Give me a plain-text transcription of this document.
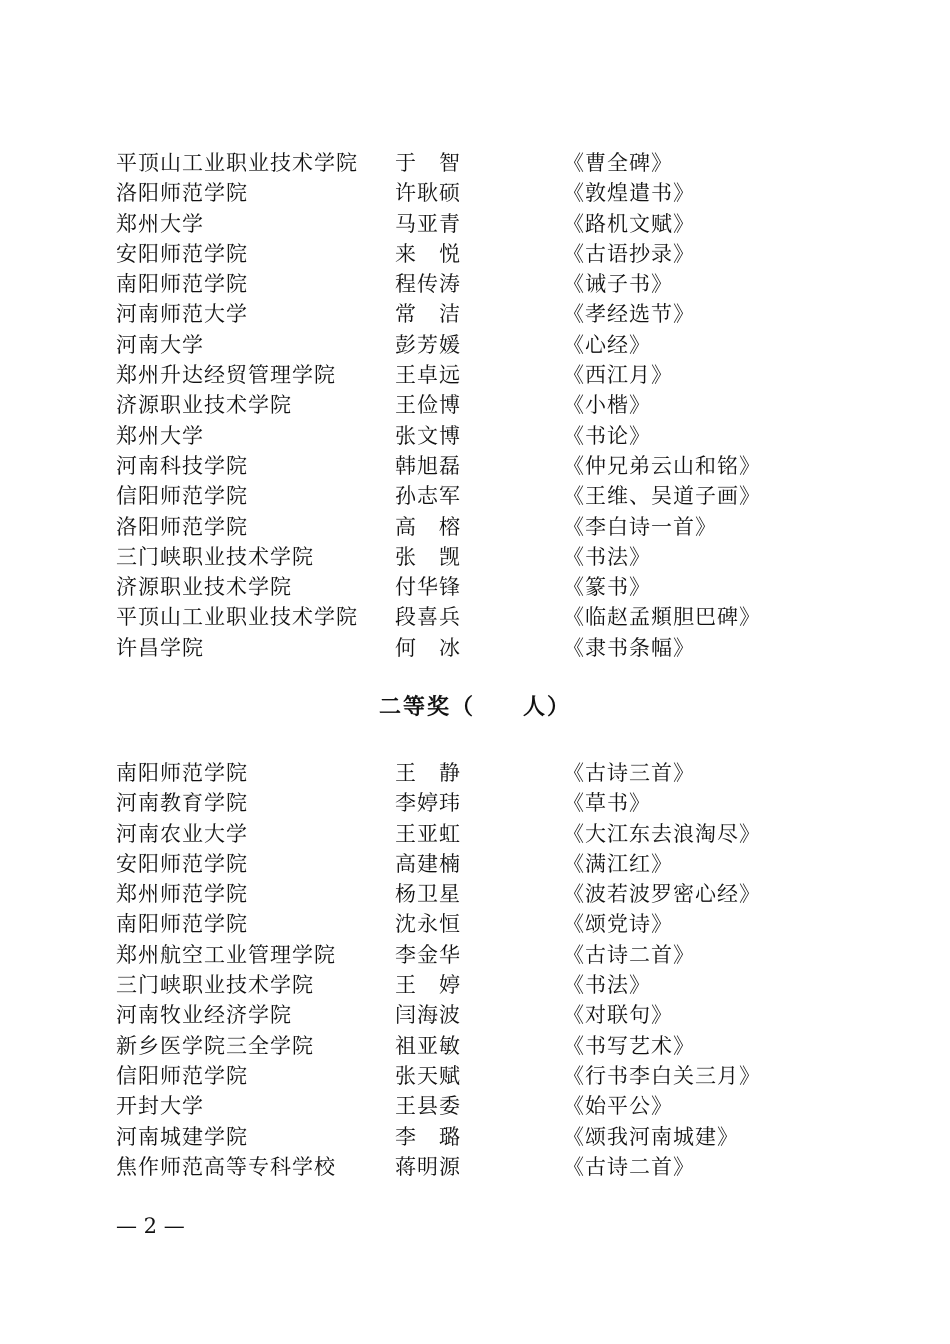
平顶山工业职业技术学院 于　智	《曹全碑》
洛阳师范学院	许耿硕	《敦煌遣书》
郑州大学	马亚青	《路机文赋》
安阳师范学院	来　悦	《古语抄录》
南阳师范学院	程传涛	《诫子书》
河南师范大学	常　洁	《孝经选节》
河南大学	彭芳媛	《心经》
郑州升达经贸管理学院	王卓远	《西江月》
济源职业技术学院	王俭博	《小楷》
郑州大学	张文博	《书论》
河南科技学院	韩旭磊	《仲兄弟云山和铭》
信阳师范学院	孙志军	《王维、吴道子画》
洛阳师范学院	高　榕	《李白诗一首》
三门峡职业技术学院	张　觊	《书法》
济源职业技术学院	付华锋	《篆书》
平顶山工业职业技术学院 段喜兵	《临赵孟頫胆巴碑》
许昌学院	何　冰	《隶书条幅》
二等奖（　　人）
南阳师范学院	王　静	《古诗三首》
河南教育学院	李婷玮	《草书》
河南农业大学	王亚虹	《大江东去浪淘尽》
安阳师范学院	高建楠	《满江红》
郑州师范学院	杨卫星	《波若波罗密心经》
南阳师范学院	沈永恒	《颂党诗》
郑州航空工业管理学院	李金华	《古诗二首》
三门峡职业技术学院	王　婷	《书法》
河南牧业经济学院	闫海波	《对联句》
新乡医学院三全学院	祖亚敏	《书写艺术》
信阳师范学院	张天赋	《行书李白关三月》
开封大学	王县委	《始平公》
河南城建学院	李　璐	《颂我河南城建》
焦作师范高等专科学校	蒋明源	《古诗二首》
— 2 —
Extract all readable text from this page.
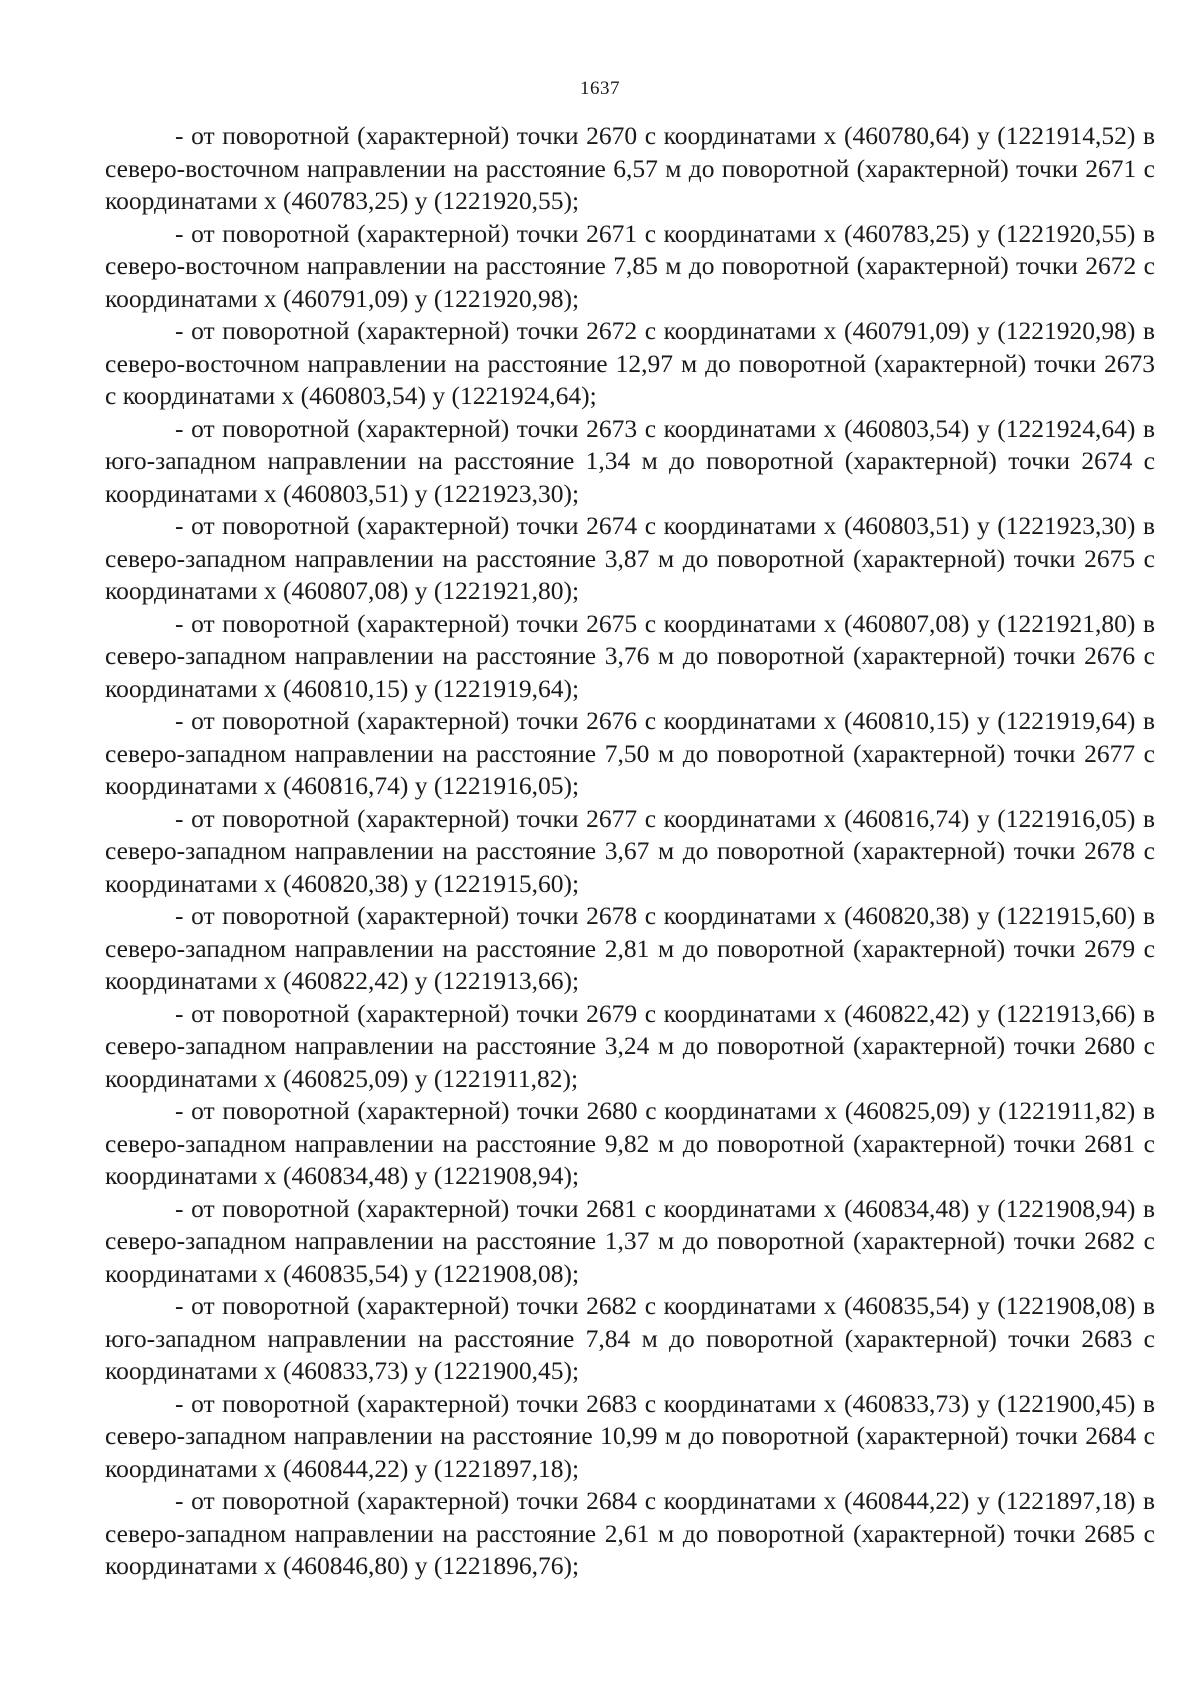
1637

- от поворотной (характерной) точки 2670 с координатами х (460780,64) у (1221914,52) в северо-восточном направлении на расстояние 6,57 м до поворотной (характерной) точки 2671 с координатами х (460783,25) у (1221920,55);

- от поворотной (характерной) точки 2671 с координатами х (460783,25) у (1221920,55) в северо-восточном направлении на расстояние 7,85 м до поворотной (характерной) точки 2672 с координатами х (460791,09) у (1221920,98);

- от поворотной (характерной) точки 2672 с координатами х (460791,09) у (1221920,98) в северо-восточном направлении на расстояние 12,97 м до поворотной (характерной) точки 2673 с координатами х (460803,54) у (1221924,64);

- от поворотной (характерной) точки 2673 с координатами х (460803,54) у (1221924,64) в юго-западном направлении на расстояние 1,34 м до поворотной (характерной) точки 2674 с координатами х (460803,51) у (1221923,30);

- от поворотной (характерной) точки 2674 с координатами х (460803,51) у (1221923,30) в северо-западном направлении на расстояние 3,87 м до поворотной (характерной) точки 2675 с координатами х (460807,08) у (1221921,80);

- от поворотной (характерной) точки 2675 с координатами х (460807,08) у (1221921,80) в северо-западном направлении на расстояние 3,76 м до поворотной (характерной) точки 2676 с координатами х (460810,15) у (1221919,64);

- от поворотной (характерной) точки 2676 с координатами х (460810,15) у (1221919,64) в северо-западном направлении на расстояние 7,50 м до поворотной (характерной) точки 2677 с координатами х (460816,74) у (1221916,05);

- от поворотной (характерной) точки 2677 с координатами х (460816,74) у (1221916,05) в северо-западном направлении на расстояние 3,67 м до поворотной (характерной) точки 2678 с координатами х (460820,38) у (1221915,60);

- от поворотной (характерной) точки 2678 с координатами х (460820,38) у (1221915,60) в северо-западном направлении на расстояние 2,81 м до поворотной (характерной) точки 2679 с координатами х (460822,42) у (1221913,66);

- от поворотной (характерной) точки 2679 с координатами х (460822,42) у (1221913,66) в северо-западном направлении на расстояние 3,24 м до поворотной (характерной) точки 2680 с координатами х (460825,09) у (1221911,82);

- от поворотной (характерной) точки 2680 с координатами х (460825,09) у (1221911,82) в северо-западном направлении на расстояние 9,82 м до поворотной (характерной) точки 2681 с координатами х (460834,48) у (1221908,94);

- от поворотной (характерной) точки 2681 с координатами х (460834,48) у (1221908,94) в северо-западном направлении на расстояние 1,37 м до поворотной (характерной) точки 2682 с координатами х (460835,54) у (1221908,08);

- от поворотной (характерной) точки 2682 с координатами х (460835,54) у (1221908,08) в юго-западном направлении на расстояние 7,84 м до поворотной (характерной) точки 2683 с координатами х (460833,73) у (1221900,45);

- от поворотной (характерной) точки 2683 с координатами х (460833,73) у (1221900,45) в северо-западном направлении на расстояние 10,99 м до поворотной (характерной) точки 2684 с координатами х (460844,22) у (1221897,18);

- от поворотной (характерной) точки 2684 с координатами х (460844,22) у (1221897,18) в северо-западном направлении на расстояние 2,61 м до поворотной (характерной) точки 2685 с координатами х (460846,80) у (1221896,76);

▸ Your instructions: Restate the whole of the material word for word without the pictures.

▸ Result for this task:
Give me a plain-text transcription of this document.
平顶山工业职业技术学院 于　智	《曹全碑》
洛阳师范学院	许耿硕	《敦煌遣书》
郑州大学	马亚青	《路机文赋》
安阳师范学院	来　悦	《古语抄录》
南阳师范学院	程传涛	《诫子书》
河南师范大学	常　洁	《孝经选节》
河南大学	彭芳媛	《心经》
郑州升达经贸管理学院	王卓远	《西江月》
济源职业技术学院	王俭博	《小楷》
郑州大学	张文博	《书论》
河南科技学院	韩旭磊	《仲兄弟云山和铭》
信阳师范学院	孙志军	《王维、吴道子画》
洛阳师范学院	高　榕	《李白诗一首》
三门峡职业技术学院	张　觊	《书法》
济源职业技术学院	付华锋	《篆书》
平顶山工业职业技术学院 段喜兵	《临赵孟頫胆巴碑》
许昌学院	何　冰	《隶书条幅》
二等奖（　　人）
南阳师范学院	王　静	《古诗三首》
河南教育学院	李婷玮	《草书》
河南农业大学	王亚虹	《大江东去浪淘尽》
安阳师范学院	高建楠	《满江红》
郑州师范学院	杨卫星	《波若波罗密心经》
南阳师范学院	沈永恒	《颂党诗》
郑州航空工业管理学院	李金华	《古诗二首》
三门峡职业技术学院	王　婷	《书法》
河南牧业经济学院	闫海波	《对联句》
新乡医学院三全学院	祖亚敏	《书写艺术》
信阳师范学院	张天赋	《行书李白关三月》
开封大学	王县委	《始平公》
河南城建学院	李　璐	《颂我河南城建》
焦作师范高等专科学校	蒋明源	《古诗二首》
— 2 —
Extract all readable text from this page.
1637

- от поворотной (характерной) точки 2670 с координатами х (460780,64) у (1221914,52) в северо-восточном направлении на расстояние 6,57 м до поворотной (характерной) точки 2671 с координатами х (460783,25) у (1221920,55);

- от поворотной (характерной) точки 2671 с координатами х (460783,25) у (1221920,55) в северо-восточном направлении на расстояние 7,85 м до поворотной (характерной) точки 2672 с координатами х (460791,09) у (1221920,98);

- от поворотной (характерной) точки 2672 с координатами х (460791,09) у (1221920,98) в северо-восточном направлении на расстояние 12,97 м до поворотной (характерной) точки 2673 с координатами х (460803,54) у (1221924,64);

- от поворотной (характерной) точки 2673 с координатами х (460803,54) у (1221924,64) в юго-западном направлении на расстояние 1,34 м до поворотной (характерной) точки 2674 с координатами х (460803,51) у (1221923,30);

- от поворотной (характерной) точки 2674 с координатами х (460803,51) у (1221923,30) в северо-западном направлении на расстояние 3,87 м до поворотной (характерной) точки 2675 с координатами х (460807,08) у (1221921,80);

- от поворотной (характерной) точки 2675 с координатами х (460807,08) у (1221921,80) в северо-западном направлении на расстояние 3,76 м до поворотной (характерной) точки 2676 с координатами х (460810,15) у (1221919,64);

- от поворотной (характерной) точки 2676 с координатами х (460810,15) у (1221919,64) в северо-западном направлении на расстояние 7,50 м до поворотной (характерной) точки 2677 с координатами х (460816,74) у (1221916,05);

- от поворотной (характерной) точки 2677 с координатами х (460816,74) у (1221916,05) в северо-западном направлении на расстояние 3,67 м до поворотной (характерной) точки 2678 с координатами х (460820,38) у (1221915,60);

- от поворотной (характерной) точки 2678 с координатами х (460820,38) у (1221915,60) в северо-западном направлении на расстояние 2,81 м до поворотной (характерной) точки 2679 с координатами х (460822,42) у (1221913,66);

- от поворотной (характерной) точки 2679 с координатами х (460822,42) у (1221913,66) в северо-западном направлении на расстояние 3,24 м до поворотной (характерной) точки 2680 с координатами х (460825,09) у (1221911,82);

- от поворотной (характерной) точки 2680 с координатами х (460825,09) у (1221911,82) в северо-западном направлении на расстояние 9,82 м до поворотной (характерной) точки 2681 с координатами х (460834,48) у (1221908,94);

- от поворотной (характерной) точки 2681 с координатами х (460834,48) у (1221908,94) в северо-западном направлении на расстояние 1,37 м до поворотной (характерной) точки 2682 с координатами х (460835,54) у (1221908,08);

- от поворотной (характерной) точки 2682 с координатами х (460835,54) у (1221908,08) в юго-западном направлении на расстояние 7,84 м до поворотной (характерной) точки 2683 с координатами х (460833,73) у (1221900,45);

- от поворотной (характерной) точки 2683 с координатами х (460833,73) у (1221900,45) в северо-западном направлении на расстояние 10,99 м до поворотной (характерной) точки 2684 с координатами х (460844,22) у (1221897,18);

- от поворотной (характерной) точки 2684 с координатами х (460844,22) у (1221897,18) в северо-западном направлении на расстояние 2,61 м до поворотной (характерной) точки 2685 с координатами х (460846,80) у (1221896,76);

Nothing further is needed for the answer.